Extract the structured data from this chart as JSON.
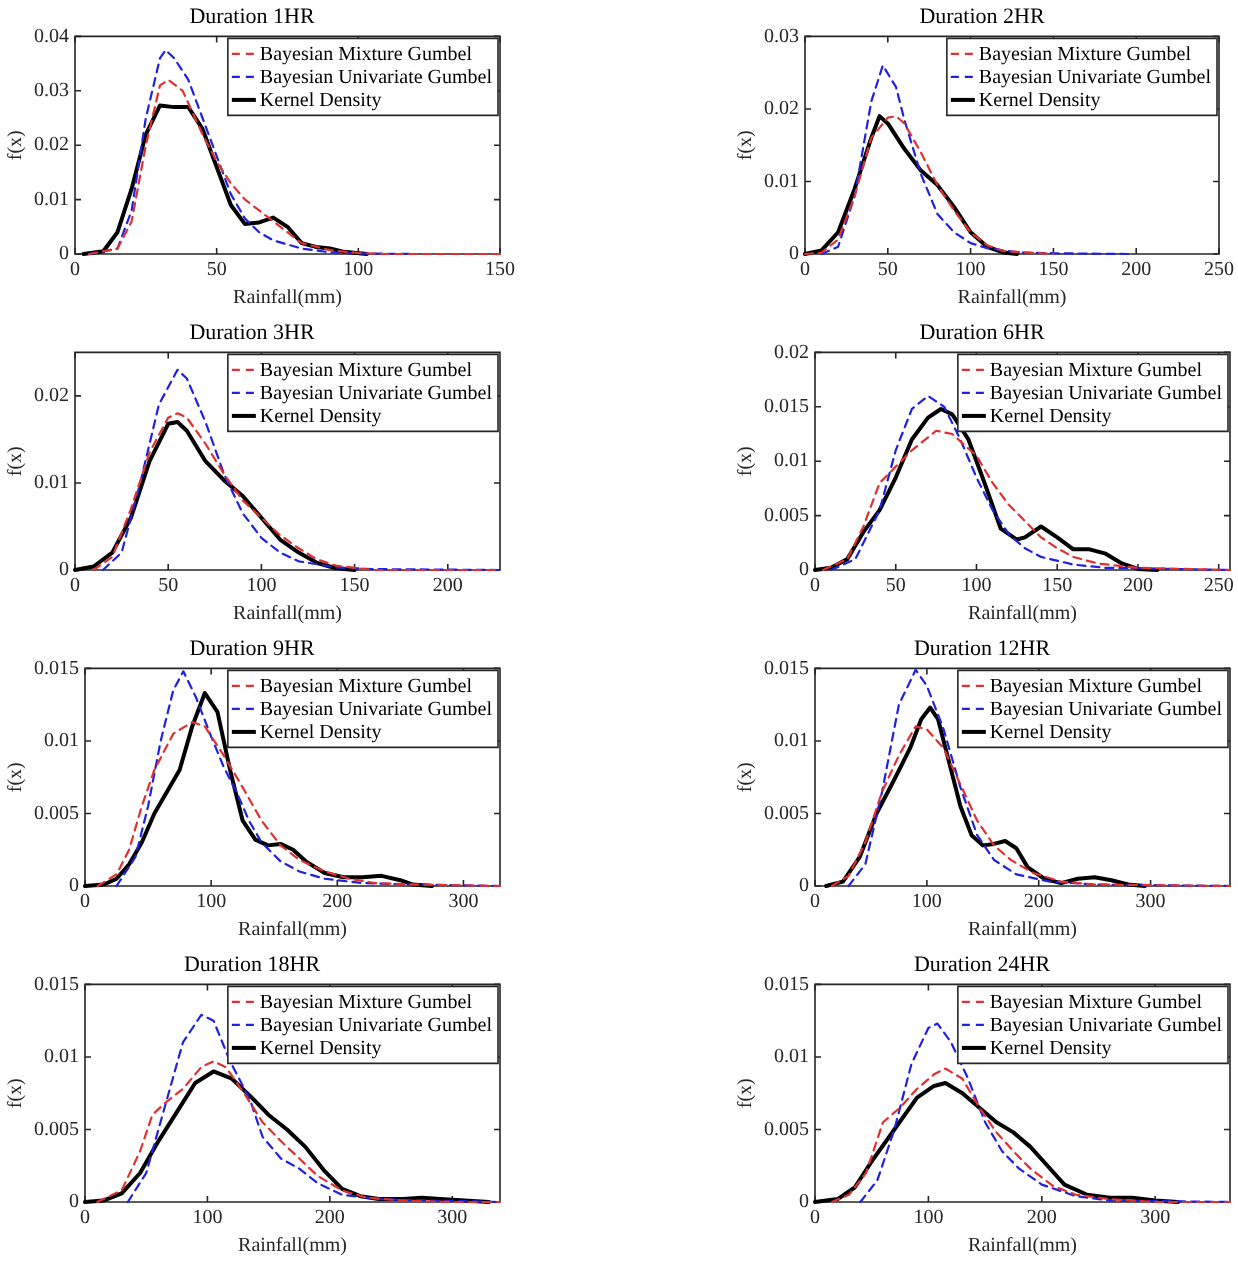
{
  "chart_data": [
    {
      "type": "line",
      "title": "Duration 1HR",
      "xlabel": "Rainfall(mm)",
      "ylabel": "f(x)",
      "xlim": [
        0,
        150
      ],
      "xticks": [
        0,
        50,
        100,
        150
      ],
      "ylim": [
        0,
        0.04
      ],
      "yticks": [
        0,
        0.01,
        0.02,
        0.03,
        0.04
      ],
      "legend": "top right",
      "grid": false,
      "marker": "none",
      "series": [
        {
          "name": "Bayesian Mixture Gumbel",
          "color": "#e03030",
          "line_style": "dashed",
          "x": [
            5,
            15,
            20,
            25,
            30,
            33,
            38,
            45,
            50,
            55,
            60,
            65,
            70,
            75,
            80,
            90,
            100,
            110,
            150
          ],
          "values": [
            0,
            0.001,
            0.006,
            0.02,
            0.031,
            0.032,
            0.03,
            0.022,
            0.017,
            0.013,
            0.01,
            0.008,
            0.006,
            0.004,
            0.002,
            0.0007,
            0.0002,
            0,
            0
          ]
        },
        {
          "name": "Bayesian Univariate Gumbel",
          "color": "#2020e0",
          "line_style": "dashed",
          "x": [
            5,
            15,
            20,
            25,
            30,
            32,
            35,
            40,
            45,
            50,
            55,
            60,
            65,
            70,
            80,
            90,
            100,
            120
          ],
          "values": [
            0,
            0.001,
            0.008,
            0.025,
            0.036,
            0.0375,
            0.036,
            0.032,
            0.025,
            0.018,
            0.011,
            0.0065,
            0.004,
            0.0025,
            0.001,
            0.0003,
            0.0001,
            0
          ]
        },
        {
          "name": "Kernel Density",
          "color": "#000000",
          "line_style": "solid",
          "x": [
            3,
            10,
            15,
            20,
            25,
            30,
            35,
            40,
            45,
            50,
            55,
            60,
            65,
            70,
            75,
            80,
            85,
            90,
            95,
            103
          ],
          "values": [
            0,
            0.0005,
            0.004,
            0.012,
            0.022,
            0.0273,
            0.027,
            0.027,
            0.023,
            0.016,
            0.009,
            0.0055,
            0.0058,
            0.0067,
            0.005,
            0.002,
            0.0013,
            0.001,
            0.0004,
            0
          ]
        }
      ]
    },
    {
      "type": "line",
      "title": "Duration 2HR",
      "xlabel": "Rainfall(mm)",
      "ylabel": "f(x)",
      "xlim": [
        0,
        250
      ],
      "xticks": [
        0,
        50,
        100,
        150,
        200,
        250
      ],
      "ylim": [
        0,
        0.03
      ],
      "yticks": [
        0,
        0.01,
        0.02,
        0.03
      ],
      "legend": "top right",
      "grid": false,
      "marker": "none",
      "series": [
        {
          "name": "Bayesian Mixture Gumbel",
          "color": "#e03030",
          "line_style": "dashed",
          "x": [
            0,
            10,
            20,
            30,
            40,
            50,
            55,
            60,
            70,
            80,
            90,
            100,
            110,
            120,
            150
          ],
          "values": [
            0,
            0.0002,
            0.002,
            0.008,
            0.016,
            0.0188,
            0.019,
            0.018,
            0.014,
            0.0095,
            0.006,
            0.003,
            0.0012,
            0.0004,
            0
          ]
        },
        {
          "name": "Bayesian Univariate Gumbel",
          "color": "#2020e0",
          "line_style": "dashed",
          "x": [
            10,
            20,
            30,
            40,
            47,
            55,
            60,
            70,
            80,
            90,
            100,
            110,
            130,
            150,
            195
          ],
          "values": [
            0,
            0.001,
            0.008,
            0.021,
            0.026,
            0.023,
            0.0185,
            0.011,
            0.0055,
            0.003,
            0.0015,
            0.0008,
            0.0002,
            0.0001,
            0
          ]
        },
        {
          "name": "Kernel Density",
          "color": "#000000",
          "line_style": "solid",
          "x": [
            0,
            10,
            20,
            30,
            40,
            45,
            50,
            60,
            70,
            80,
            90,
            100,
            110,
            120,
            128
          ],
          "values": [
            0,
            0.0005,
            0.003,
            0.009,
            0.016,
            0.019,
            0.018,
            0.0145,
            0.0115,
            0.0095,
            0.0065,
            0.003,
            0.001,
            0.0002,
            0
          ]
        }
      ]
    },
    {
      "type": "line",
      "title": "Duration 3HR",
      "xlabel": "Rainfall(mm)",
      "ylabel": "f(x)",
      "xlim": [
        0,
        228
      ],
      "xticks": [
        0,
        50,
        100,
        150,
        200
      ],
      "ylim": [
        0,
        0.025
      ],
      "yticks": [
        0,
        0.01,
        0.02
      ],
      "legend": "top right",
      "grid": false,
      "marker": "none",
      "series": [
        {
          "name": "Bayesian Mixture Gumbel",
          "color": "#e03030",
          "line_style": "dashed",
          "x": [
            10,
            20,
            30,
            40,
            50,
            55,
            60,
            70,
            80,
            90,
            100,
            110,
            120,
            130,
            140,
            160,
            228
          ],
          "values": [
            0,
            0.0015,
            0.007,
            0.0135,
            0.0175,
            0.018,
            0.0175,
            0.0145,
            0.011,
            0.008,
            0.006,
            0.004,
            0.0025,
            0.0012,
            0.0005,
            0,
            0
          ]
        },
        {
          "name": "Bayesian Univariate Gumbel",
          "color": "#2020e0",
          "line_style": "dashed",
          "x": [
            15,
            25,
            35,
            45,
            55,
            60,
            70,
            80,
            90,
            100,
            110,
            120,
            140,
            160,
            228
          ],
          "values": [
            0,
            0.002,
            0.01,
            0.019,
            0.023,
            0.022,
            0.017,
            0.011,
            0.0065,
            0.0037,
            0.002,
            0.001,
            0.0003,
            0.0001,
            0
          ]
        },
        {
          "name": "Kernel Density",
          "color": "#000000",
          "line_style": "solid",
          "x": [
            0,
            10,
            20,
            30,
            40,
            50,
            55,
            60,
            70,
            80,
            90,
            100,
            110,
            120,
            130,
            140,
            150
          ],
          "values": [
            0,
            0.0004,
            0.002,
            0.006,
            0.0125,
            0.0168,
            0.017,
            0.016,
            0.0125,
            0.0103,
            0.0085,
            0.006,
            0.0035,
            0.002,
            0.0008,
            0.0002,
            0
          ]
        }
      ]
    },
    {
      "type": "line",
      "title": "Duration 6HR",
      "xlabel": "Rainfall(mm)",
      "ylabel": "f(x)",
      "xlim": [
        0,
        257
      ],
      "xticks": [
        0,
        50,
        100,
        150,
        200,
        250
      ],
      "ylim": [
        0,
        0.02
      ],
      "yticks": [
        0,
        0.005,
        0.01,
        0.015,
        0.02
      ],
      "legend": "top right",
      "grid": false,
      "marker": "none",
      "series": [
        {
          "name": "Bayesian Mixture Gumbel",
          "color": "#e03030",
          "line_style": "dashed",
          "x": [
            5,
            20,
            30,
            40,
            50,
            60,
            75,
            85,
            100,
            110,
            120,
            130,
            140,
            150,
            160,
            175,
            200,
            257
          ],
          "values": [
            0,
            0.001,
            0.004,
            0.008,
            0.0095,
            0.011,
            0.0128,
            0.0125,
            0.0105,
            0.008,
            0.006,
            0.0045,
            0.003,
            0.002,
            0.0012,
            0.0006,
            0.0002,
            0
          ]
        },
        {
          "name": "Bayesian Univariate Gumbel",
          "color": "#2020e0",
          "line_style": "dashed",
          "x": [
            10,
            25,
            40,
            50,
            60,
            70,
            80,
            90,
            100,
            110,
            120,
            130,
            140,
            160,
            180,
            257
          ],
          "values": [
            0,
            0.001,
            0.0055,
            0.011,
            0.0148,
            0.016,
            0.015,
            0.012,
            0.0085,
            0.0055,
            0.0033,
            0.002,
            0.0012,
            0.0005,
            0.0002,
            0
          ]
        },
        {
          "name": "Kernel Density",
          "color": "#000000",
          "line_style": "solid",
          "x": [
            0,
            10,
            20,
            30,
            40,
            50,
            60,
            70,
            78,
            85,
            95,
            105,
            115,
            125,
            130,
            140,
            150,
            160,
            170,
            180,
            190,
            200,
            212
          ],
          "values": [
            0,
            0.0002,
            0.001,
            0.0035,
            0.0055,
            0.0085,
            0.012,
            0.014,
            0.0148,
            0.0143,
            0.012,
            0.008,
            0.0038,
            0.0028,
            0.003,
            0.004,
            0.003,
            0.0019,
            0.0019,
            0.0015,
            0.0006,
            0.0001,
            0
          ]
        }
      ]
    },
    {
      "type": "line",
      "title": "Duration 9HR",
      "xlabel": "Rainfall(mm)",
      "ylabel": "f(x)",
      "xlim": [
        0,
        329
      ],
      "xticks": [
        0,
        100,
        200,
        300
      ],
      "ylim": [
        0,
        0.015
      ],
      "yticks": [
        0,
        0.005,
        0.01,
        0.015
      ],
      "legend": "top right",
      "grid": false,
      "marker": "none",
      "series": [
        {
          "name": "Bayesian Mixture Gumbel",
          "color": "#e03030",
          "line_style": "dashed",
          "x": [
            10,
            25,
            35,
            45,
            55,
            70,
            85,
            95,
            110,
            125,
            140,
            155,
            170,
            190,
            210,
            230,
            260,
            329
          ],
          "values": [
            0,
            0.0008,
            0.0025,
            0.0055,
            0.008,
            0.0105,
            0.0113,
            0.011,
            0.009,
            0.0068,
            0.0045,
            0.0028,
            0.0018,
            0.001,
            0.0005,
            0.0002,
            0.0001,
            0
          ]
        },
        {
          "name": "Bayesian Univariate Gumbel",
          "color": "#2020e0",
          "line_style": "dashed",
          "x": [
            25,
            40,
            50,
            60,
            70,
            78,
            88,
            100,
            110,
            120,
            130,
            140,
            155,
            170,
            190,
            220,
            260,
            329
          ],
          "values": [
            0,
            0.002,
            0.0055,
            0.01,
            0.0135,
            0.0148,
            0.013,
            0.0103,
            0.0082,
            0.0065,
            0.0045,
            0.003,
            0.0017,
            0.001,
            0.0005,
            0.0002,
            0.0001,
            0
          ]
        },
        {
          "name": "Kernel Density",
          "color": "#000000",
          "line_style": "solid",
          "x": [
            0,
            15,
            25,
            35,
            45,
            55,
            65,
            75,
            85,
            95,
            105,
            115,
            125,
            135,
            145,
            155,
            165,
            175,
            190,
            205,
            220,
            235,
            250,
            260,
            275
          ],
          "values": [
            0,
            0.0001,
            0.0005,
            0.0015,
            0.003,
            0.005,
            0.0065,
            0.008,
            0.011,
            0.0133,
            0.012,
            0.008,
            0.0045,
            0.0032,
            0.0028,
            0.0029,
            0.0025,
            0.0017,
            0.0009,
            0.0006,
            0.0006,
            0.0007,
            0.0004,
            0.0001,
            0
          ]
        }
      ]
    },
    {
      "type": "line",
      "title": "Duration 12HR",
      "xlabel": "Rainfall(mm)",
      "ylabel": "f(x)",
      "xlim": [
        0,
        371
      ],
      "xticks": [
        0,
        100,
        200,
        300
      ],
      "ylim": [
        0,
        0.015
      ],
      "yticks": [
        0,
        0.005,
        0.01,
        0.015
      ],
      "legend": "top right",
      "grid": false,
      "marker": "none",
      "series": [
        {
          "name": "Bayesian Mixture Gumbel",
          "color": "#e03030",
          "line_style": "dashed",
          "x": [
            15,
            30,
            45,
            60,
            75,
            90,
            100,
            115,
            130,
            145,
            160,
            175,
            195,
            220,
            250,
            371
          ],
          "values": [
            0,
            0.0007,
            0.003,
            0.0065,
            0.009,
            0.011,
            0.0108,
            0.0095,
            0.007,
            0.0045,
            0.0028,
            0.0018,
            0.0009,
            0.0003,
            0.0001,
            0
          ]
        },
        {
          "name": "Bayesian Univariate Gumbel",
          "color": "#2020e0",
          "line_style": "dashed",
          "x": [
            30,
            45,
            60,
            75,
            90,
            100,
            115,
            130,
            145,
            160,
            180,
            210,
            250,
            371
          ],
          "values": [
            0,
            0.0015,
            0.0065,
            0.0125,
            0.0149,
            0.0138,
            0.0108,
            0.0068,
            0.0035,
            0.0018,
            0.0008,
            0.0003,
            0.0001,
            0
          ]
        },
        {
          "name": "Kernel Density",
          "color": "#000000",
          "line_style": "solid",
          "x": [
            10,
            25,
            40,
            55,
            70,
            85,
            95,
            103,
            110,
            120,
            130,
            140,
            150,
            160,
            170,
            180,
            190,
            205,
            220,
            235,
            250,
            265,
            280,
            295
          ],
          "values": [
            0,
            0.0003,
            0.002,
            0.005,
            0.0072,
            0.0095,
            0.0115,
            0.0123,
            0.0115,
            0.0085,
            0.0055,
            0.0035,
            0.0028,
            0.0029,
            0.0031,
            0.0026,
            0.0013,
            0.0005,
            0.0002,
            0.0005,
            0.0006,
            0.0004,
            0.0001,
            0
          ]
        }
      ]
    },
    {
      "type": "line",
      "title": "Duration 18HR",
      "xlabel": "Rainfall(mm)",
      "ylabel": "f(x)",
      "xlim": [
        0,
        339
      ],
      "xticks": [
        0,
        100,
        200,
        300
      ],
      "ylim": [
        0,
        0.015
      ],
      "yticks": [
        0,
        0.005,
        0.01,
        0.015
      ],
      "legend": "top right",
      "grid": false,
      "marker": "none",
      "series": [
        {
          "name": "Bayesian Mixture Gumbel",
          "color": "#e03030",
          "line_style": "dashed",
          "x": [
            10,
            30,
            45,
            55,
            65,
            80,
            95,
            105,
            115,
            130,
            145,
            160,
            175,
            190,
            210,
            230,
            260,
            300,
            339
          ],
          "values": [
            0,
            0.0008,
            0.0035,
            0.006,
            0.0068,
            0.0078,
            0.0093,
            0.0097,
            0.0093,
            0.0075,
            0.0055,
            0.0042,
            0.003,
            0.0018,
            0.0008,
            0.0003,
            0.0001,
            0,
            0
          ]
        },
        {
          "name": "Bayesian Univariate Gumbel",
          "color": "#2020e0",
          "line_style": "dashed",
          "x": [
            35,
            50,
            65,
            80,
            95,
            105,
            118,
            135,
            145,
            160,
            175,
            190,
            210,
            240,
            280,
            339
          ],
          "values": [
            0,
            0.002,
            0.0065,
            0.011,
            0.0129,
            0.0125,
            0.0098,
            0.007,
            0.0045,
            0.003,
            0.0023,
            0.0013,
            0.0005,
            0.0002,
            0.0001,
            0
          ]
        },
        {
          "name": "Kernel Density",
          "color": "#000000",
          "line_style": "solid",
          "x": [
            0,
            15,
            30,
            45,
            60,
            75,
            90,
            105,
            120,
            135,
            150,
            165,
            180,
            195,
            210,
            225,
            240,
            260,
            275,
            290,
            310,
            330
          ],
          "values": [
            0,
            0.0001,
            0.0006,
            0.002,
            0.0042,
            0.0062,
            0.0082,
            0.009,
            0.0085,
            0.0073,
            0.006,
            0.005,
            0.0038,
            0.0022,
            0.0009,
            0.0004,
            0.0002,
            0.0002,
            0.0003,
            0.0002,
            0.0001,
            0
          ]
        }
      ]
    },
    {
      "type": "line",
      "title": "Duration 24HR",
      "xlabel": "Rainfall(mm)",
      "ylabel": "f(x)",
      "xlim": [
        0,
        366
      ],
      "xticks": [
        0,
        100,
        200,
        300
      ],
      "ylim": [
        0,
        0.015
      ],
      "yticks": [
        0,
        0.005,
        0.01,
        0.015
      ],
      "legend": "top right",
      "grid": false,
      "marker": "none",
      "series": [
        {
          "name": "Bayesian Mixture Gumbel",
          "color": "#e03030",
          "line_style": "dashed",
          "x": [
            15,
            30,
            45,
            60,
            75,
            90,
            105,
            115,
            130,
            145,
            160,
            175,
            190,
            210,
            230,
            260,
            300,
            366
          ],
          "values": [
            0,
            0.0005,
            0.002,
            0.0055,
            0.0065,
            0.0078,
            0.0088,
            0.0092,
            0.0085,
            0.0065,
            0.0048,
            0.0035,
            0.0023,
            0.0011,
            0.0005,
            0.0002,
            0,
            0
          ]
        },
        {
          "name": "Bayesian Univariate Gumbel",
          "color": "#2020e0",
          "line_style": "dashed",
          "x": [
            40,
            55,
            70,
            85,
            100,
            108,
            120,
            135,
            150,
            165,
            180,
            200,
            230,
            260,
            366
          ],
          "values": [
            0,
            0.0015,
            0.005,
            0.0095,
            0.012,
            0.0123,
            0.011,
            0.0085,
            0.0055,
            0.0035,
            0.0023,
            0.0012,
            0.0004,
            0.0001,
            0
          ]
        },
        {
          "name": "Kernel Density",
          "color": "#000000",
          "line_style": "solid",
          "x": [
            0,
            20,
            35,
            50,
            70,
            90,
            105,
            115,
            130,
            145,
            160,
            175,
            190,
            205,
            220,
            240,
            260,
            280,
            300,
            320
          ],
          "values": [
            0,
            0.0002,
            0.001,
            0.0028,
            0.005,
            0.0072,
            0.008,
            0.0082,
            0.0075,
            0.0065,
            0.0055,
            0.0048,
            0.0038,
            0.0025,
            0.0012,
            0.0005,
            0.0003,
            0.0003,
            0.0001,
            0
          ]
        }
      ]
    }
  ]
}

..............................

WORK INSTRUCTIONS: Only lines with the word "title" are wanted, so copy each one from the records.

IN RESPONSE:
      "title": "Duration 1HR",
      "title": "Duration 2HR",
      "title": "Duration 3HR",
      "title": "Duration 6HR",
      "title": "Duration 9HR",
      "title": "Duration 12HR",
      "title": "Duration 18HR",
      "title": "Duration 24HR",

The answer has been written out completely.